| Description of the task |
Each line containing the word "color" should be found and copied.
──────────
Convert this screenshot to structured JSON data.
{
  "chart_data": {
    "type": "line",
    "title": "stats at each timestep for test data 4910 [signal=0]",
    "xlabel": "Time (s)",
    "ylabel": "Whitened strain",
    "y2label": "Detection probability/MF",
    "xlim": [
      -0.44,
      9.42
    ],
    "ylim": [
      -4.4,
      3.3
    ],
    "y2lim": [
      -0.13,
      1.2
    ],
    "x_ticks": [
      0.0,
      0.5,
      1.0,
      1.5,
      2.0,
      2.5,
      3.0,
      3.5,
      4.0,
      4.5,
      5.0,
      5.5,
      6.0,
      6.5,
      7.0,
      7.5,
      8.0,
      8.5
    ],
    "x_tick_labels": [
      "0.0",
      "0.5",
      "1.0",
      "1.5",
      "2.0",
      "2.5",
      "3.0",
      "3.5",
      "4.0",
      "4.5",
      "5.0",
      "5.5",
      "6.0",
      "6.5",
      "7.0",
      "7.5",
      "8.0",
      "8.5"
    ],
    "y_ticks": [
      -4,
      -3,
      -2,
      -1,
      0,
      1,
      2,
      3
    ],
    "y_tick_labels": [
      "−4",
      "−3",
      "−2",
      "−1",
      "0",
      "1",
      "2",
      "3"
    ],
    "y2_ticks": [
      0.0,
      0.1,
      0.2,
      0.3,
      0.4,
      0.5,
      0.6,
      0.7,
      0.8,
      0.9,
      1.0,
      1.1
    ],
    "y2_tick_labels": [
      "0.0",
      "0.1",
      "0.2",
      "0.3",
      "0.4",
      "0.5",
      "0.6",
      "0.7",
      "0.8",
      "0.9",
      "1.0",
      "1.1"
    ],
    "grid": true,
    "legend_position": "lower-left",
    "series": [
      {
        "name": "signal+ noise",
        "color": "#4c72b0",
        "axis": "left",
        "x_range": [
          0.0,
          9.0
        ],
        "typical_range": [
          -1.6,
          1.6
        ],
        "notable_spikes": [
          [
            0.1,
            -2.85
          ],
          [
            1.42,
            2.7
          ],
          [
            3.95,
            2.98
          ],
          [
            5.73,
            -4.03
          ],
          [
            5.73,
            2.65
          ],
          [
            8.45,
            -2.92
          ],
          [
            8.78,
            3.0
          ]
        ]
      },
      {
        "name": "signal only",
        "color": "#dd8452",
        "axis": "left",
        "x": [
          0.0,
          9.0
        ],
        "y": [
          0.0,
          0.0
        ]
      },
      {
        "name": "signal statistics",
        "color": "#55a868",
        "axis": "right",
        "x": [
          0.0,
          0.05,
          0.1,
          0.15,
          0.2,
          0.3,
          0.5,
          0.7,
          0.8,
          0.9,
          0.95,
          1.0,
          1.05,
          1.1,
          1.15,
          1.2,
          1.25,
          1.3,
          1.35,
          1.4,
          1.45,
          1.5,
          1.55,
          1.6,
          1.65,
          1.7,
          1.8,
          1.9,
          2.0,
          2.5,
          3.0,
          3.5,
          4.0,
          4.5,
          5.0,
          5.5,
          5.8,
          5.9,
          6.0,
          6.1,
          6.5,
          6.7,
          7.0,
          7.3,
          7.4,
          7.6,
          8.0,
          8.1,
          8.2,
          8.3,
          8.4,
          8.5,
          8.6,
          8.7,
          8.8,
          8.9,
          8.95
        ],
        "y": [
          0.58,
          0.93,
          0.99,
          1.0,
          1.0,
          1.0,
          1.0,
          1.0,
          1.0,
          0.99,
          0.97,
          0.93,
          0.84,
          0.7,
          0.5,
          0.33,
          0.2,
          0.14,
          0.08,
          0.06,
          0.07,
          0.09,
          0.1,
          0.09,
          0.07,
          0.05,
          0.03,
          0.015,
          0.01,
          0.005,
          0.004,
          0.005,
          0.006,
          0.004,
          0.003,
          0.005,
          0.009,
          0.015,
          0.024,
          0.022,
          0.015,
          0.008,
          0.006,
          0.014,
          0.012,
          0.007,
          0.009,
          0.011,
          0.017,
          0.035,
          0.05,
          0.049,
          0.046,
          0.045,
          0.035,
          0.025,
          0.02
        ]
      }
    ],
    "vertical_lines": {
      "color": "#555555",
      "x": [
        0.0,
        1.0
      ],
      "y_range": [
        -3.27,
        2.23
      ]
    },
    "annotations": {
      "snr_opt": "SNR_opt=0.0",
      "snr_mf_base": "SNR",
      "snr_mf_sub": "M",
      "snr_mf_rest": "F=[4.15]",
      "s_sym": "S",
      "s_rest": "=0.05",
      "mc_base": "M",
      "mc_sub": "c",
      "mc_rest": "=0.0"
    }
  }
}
──────────
| Expected answer |
        "color": "#4c72b0",
        "color": "#dd8452",
        "color": "#55a868",
      "color": "#555555",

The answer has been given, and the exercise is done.